• _EXERCISE OBJECTIVE_:
Restate the material word for word and leave out anything that is a picture.

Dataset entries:
[Begin]
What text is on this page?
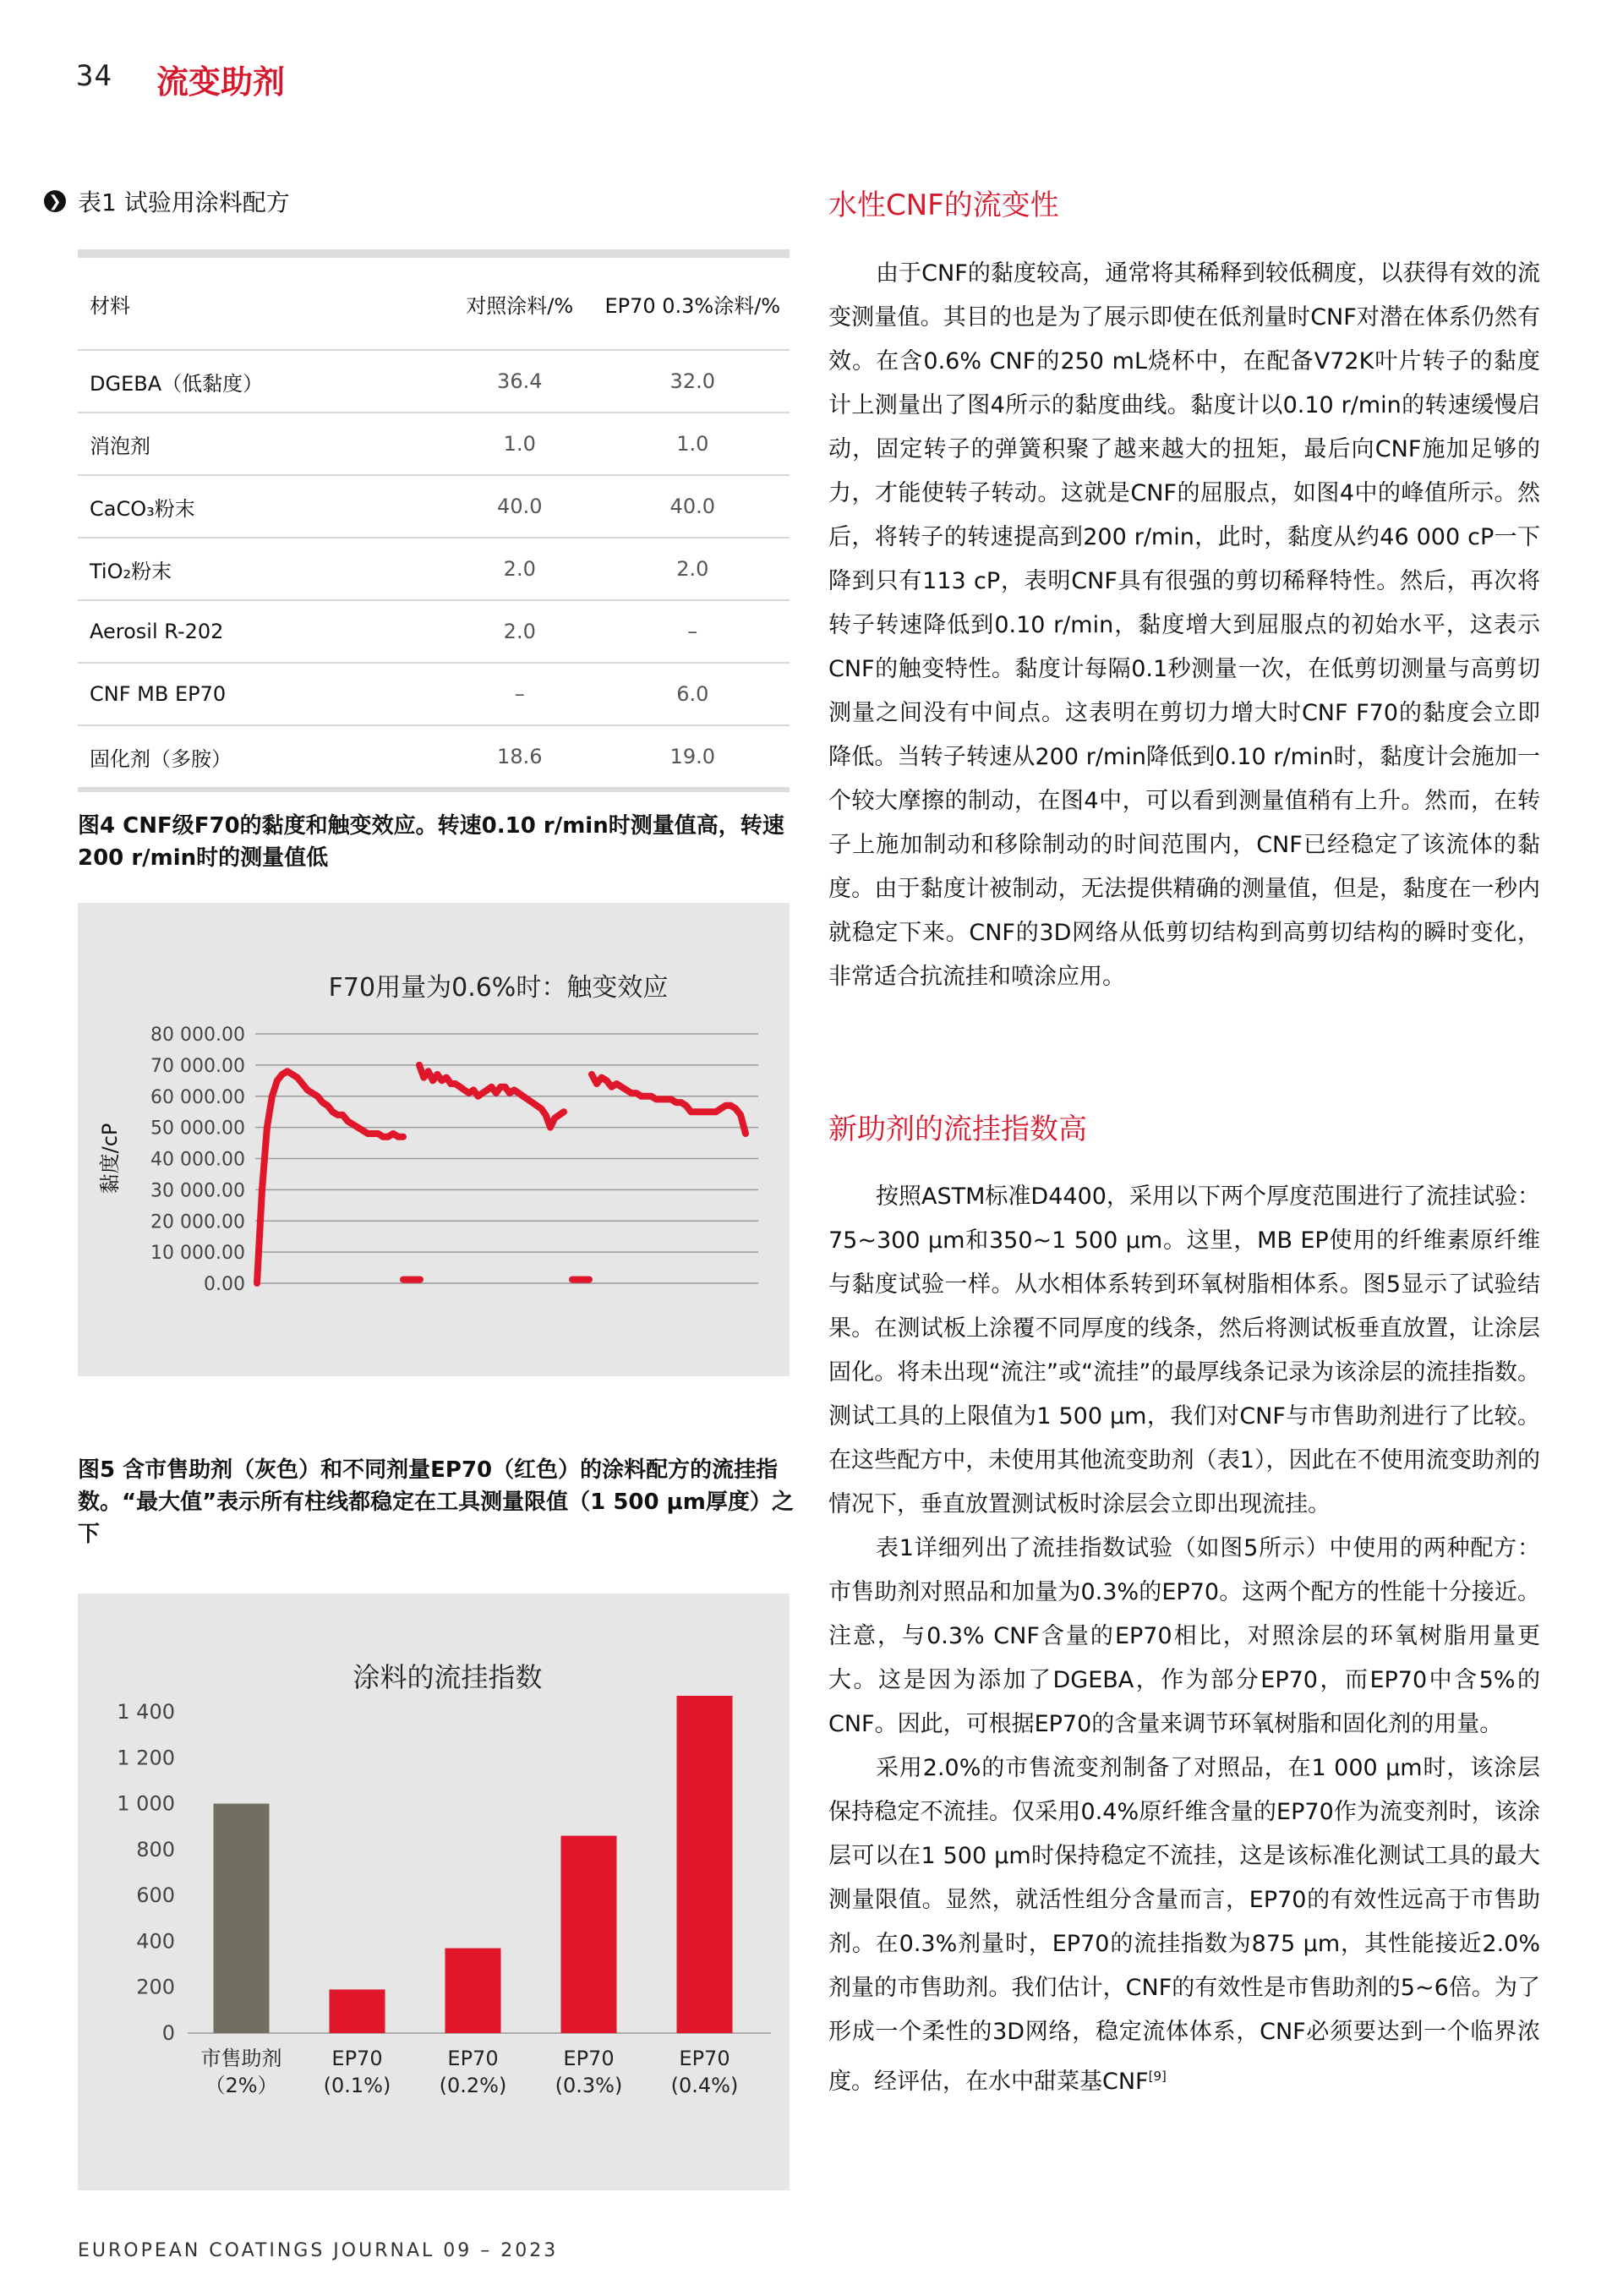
34 流变助剂
❯ 表1 试验用涂料配方
材料	对照涂料/%	EP70 0.3%涂料/%
DGEBA（低黏度）	36.4	32.0
消泡剂	1.0	1.0
CaCO₃粉末	40.0	40.0
TiO₂粉末	2.0	2.0
Aerosil R-202	2.0	–
CNF MB EP70	–	6.0
固化剂（多胺）	18.6	19.0
图4 CNF级F70的黏度和触变效应。转速0.10 r/min时测量值高，转速200 r/min时的测量值低
F70用量为0.6%时：触变效应
0.00
10 000.00
20 000.00
30 000.00
40 000.00
50 000.00
60 000.00
70 000.00
80 000.00
黏度/cP
图5 含市售助剂（灰色）和不同剂量EP70（红色）的涂料配方的流挂指数。“最大值”表示所有柱线都稳定在工具测量限值（1 500 μm厚度）之下
涂料的流挂指数
0
200
400
600
800
1 000
1 200
1 400
市售助剂
（2%）
EP70
(0.1%)
EP70
(0.2%)
EP70
(0.3%)
EP70
(0.4%)
水性CNF的流变性

由于CNF的黏度较高，通常将其稀释到较低稠度，以获得有效的流变测量值。其目的也是为了展示即使在低剂量时CNF对潜在体系仍然有效。在含0.6% CNF的250 mL烧杯中，在配备V72K叶片转子的黏度计上测量出了图4所示的黏度曲线。黏度计以0.10 r/min的转速缓慢启动，固定转子的弹簧积聚了越来越大的扭矩，最后向CNF施加足够的力，才能使转子转动。这就是CNF的屈服点，如图4中的峰值所示。然后，将转子的转速提高到200 r/min，此时，黏度从约46 000 cP一下降到只有113 cP，表明CNF具有很强的剪切稀释特性。然后，再次将转子转速降低到0.10 r/min，黏度增大到屈服点的初始水平，这表示CNF的触变特性。黏度计每隔0.1秒测量一次，在低剪切测量与高剪切测量之间没有中间点。这表明在剪切力增大时CNF F70的黏度会立即降低。当转子转速从200 r/min降低到0.10 r/min时，黏度计会施加一个较大摩擦的制动，在图4中，可以看到测量值稍有上升。然而，在转子上施加制动和移除制动的时间范围内，CNF已经稳定了该流体的黏度。由于黏度计被制动，无法提供精确的测量值，但是，黏度在一秒内就稳定下来。CNF的3D网络从低剪切结构到高剪切结构的瞬时变化，非常适合抗流挂和喷涂应用。

新助剂的流挂指数高

按照ASTM标准D4400，采用以下两个厚度范围进行了流挂试验：75~300 μm和350~1 500 μm。这里，MB EP使用的纤维素原纤维与黏度试验一样。从水相体系转到环氧树脂相体系。图5显示了试验结果。在测试板上涂覆不同厚度的线条，然后将测试板垂直放置，让涂层固化。将未出现“流注”或“流挂”的最厚线条记录为该涂层的流挂指数。测试工具的上限值为1 500 μm，我们对CNF与市售助剂进行了比较。在这些配方中，未使用其他流变助剂（表1），因此在不使用流变助剂的情况下，垂直放置测试板时涂层会立即出现流挂。

表1详细列出了流挂指数试验（如图5所示）中使用的两种配方：市售助剂对照品和加量为0.3%的EP70。这两个配方的性能十分接近。注意，与0.3% CNF含量的EP70相比，对照涂层的环氧树脂用量更大。这是因为添加了DGEBA，作为部分EP70，而EP70中含5%的CNF。因此，可根据EP70的含量来调节环氧树脂和固化剂的用量。

采用2.0%的市售流变剂制备了对照品，在1 000 μm时，该涂层保持稳定不流挂。仅采用0.4%原纤维含量的EP70作为流变剂时，该涂层可以在1 500 μm时保持稳定不流挂，这是该标准化测试工具的最大测量限值。显然，就活性组分含量而言，EP70的有效性远高于市售助剂。在0.3%剂量时，EP70的流挂指数为875 μm，其性能接近2.0%剂量的市售助剂。我们估计，CNF的有效性是市售助剂的5~6倍。为了形成一个柔性的3D网络，稳定流体体系，CNF必须要达到一个临界浓度。经评估，在水中甜菜基CNF[9]

EUROPEAN COATINGS JOURNAL 09 – 2023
[End]
• _CORRECT RESPONSE_:
What text is on this page?
34 流变助剂
❯ 表1 试验用涂料配方
材料	对照涂料/%	EP70 0.3%涂料/%
DGEBA（低黏度）	36.4	32.0
消泡剂	1.0	1.0
CaCO₃粉末	40.0	40.0
TiO₂粉末	2.0	2.0
Aerosil R-202	2.0	–
CNF MB EP70	–	6.0
固化剂（多胺）	18.6	19.0
图4 CNF级F70的黏度和触变效应。转速0.10 r/min时测量值高，转速200 r/min时的测量值低
F70用量为0.6%时：触变效应
0.00
10 000.00
20 000.00
30 000.00
40 000.00
50 000.00
60 000.00
70 000.00
80 000.00
黏度/cP
图5 含市售助剂（灰色）和不同剂量EP70（红色）的涂料配方的流挂指数。“最大值”表示所有柱线都稳定在工具测量限值（1 500 μm厚度）之下
涂料的流挂指数
0
200
400
600
800
1 000
1 200
1 400
市售助剂
（2%）
EP70
(0.1%)
EP70
(0.2%)
EP70
(0.3%)
EP70
(0.4%)
水性CNF的流变性

由于CNF的黏度较高，通常将其稀释到较低稠度，以获得有效的流变测量值。其目的也是为了展示即使在低剂量时CNF对潜在体系仍然有效。在含0.6% CNF的250 mL烧杯中，在配备V72K叶片转子的黏度计上测量出了图4所示的黏度曲线。黏度计以0.10 r/min的转速缓慢启动，固定转子的弹簧积聚了越来越大的扭矩，最后向CNF施加足够的力，才能使转子转动。这就是CNF的屈服点，如图4中的峰值所示。然后，将转子的转速提高到200 r/min，此时，黏度从约46 000 cP一下降到只有113 cP，表明CNF具有很强的剪切稀释特性。然后，再次将转子转速降低到0.10 r/min，黏度增大到屈服点的初始水平，这表示CNF的触变特性。黏度计每隔0.1秒测量一次，在低剪切测量与高剪切测量之间没有中间点。这表明在剪切力增大时CNF F70的黏度会立即降低。当转子转速从200 r/min降低到0.10 r/min时，黏度计会施加一个较大摩擦的制动，在图4中，可以看到测量值稍有上升。然而，在转子上施加制动和移除制动的时间范围内，CNF已经稳定了该流体的黏度。由于黏度计被制动，无法提供精确的测量值，但是，黏度在一秒内就稳定下来。CNF的3D网络从低剪切结构到高剪切结构的瞬时变化，非常适合抗流挂和喷涂应用。

新助剂的流挂指数高

按照ASTM标准D4400，采用以下两个厚度范围进行了流挂试验：75~300 μm和350~1 500 μm。这里，MB EP使用的纤维素原纤维与黏度试验一样。从水相体系转到环氧树脂相体系。图5显示了试验结果。在测试板上涂覆不同厚度的线条，然后将测试板垂直放置，让涂层固化。将未出现“流注”或“流挂”的最厚线条记录为该涂层的流挂指数。测试工具的上限值为1 500 μm，我们对CNF与市售助剂进行了比较。在这些配方中，未使用其他流变助剂（表1），因此在不使用流变助剂的情况下，垂直放置测试板时涂层会立即出现流挂。

表1详细列出了流挂指数试验（如图5所示）中使用的两种配方：市售助剂对照品和加量为0.3%的EP70。这两个配方的性能十分接近。注意，与0.3% CNF含量的EP70相比，对照涂层的环氧树脂用量更大。这是因为添加了DGEBA，作为部分EP70，而EP70中含5%的CNF。因此，可根据EP70的含量来调节环氧树脂和固化剂的用量。

采用2.0%的市售流变剂制备了对照品，在1 000 μm时，该涂层保持稳定不流挂。仅采用0.4%原纤维含量的EP70作为流变剂时，该涂层可以在1 500 μm时保持稳定不流挂，这是该标准化测试工具的最大测量限值。显然，就活性组分含量而言，EP70的有效性远高于市售助剂。在0.3%剂量时，EP70的流挂指数为875 μm，其性能接近2.0%剂量的市售助剂。我们估计，CNF的有效性是市售助剂的5~6倍。为了形成一个柔性的3D网络，稳定流体体系，CNF必须要达到一个临界浓度。经评估，在水中甜菜基CNF[9]

EUROPEAN COATINGS JOURNAL 09 – 2023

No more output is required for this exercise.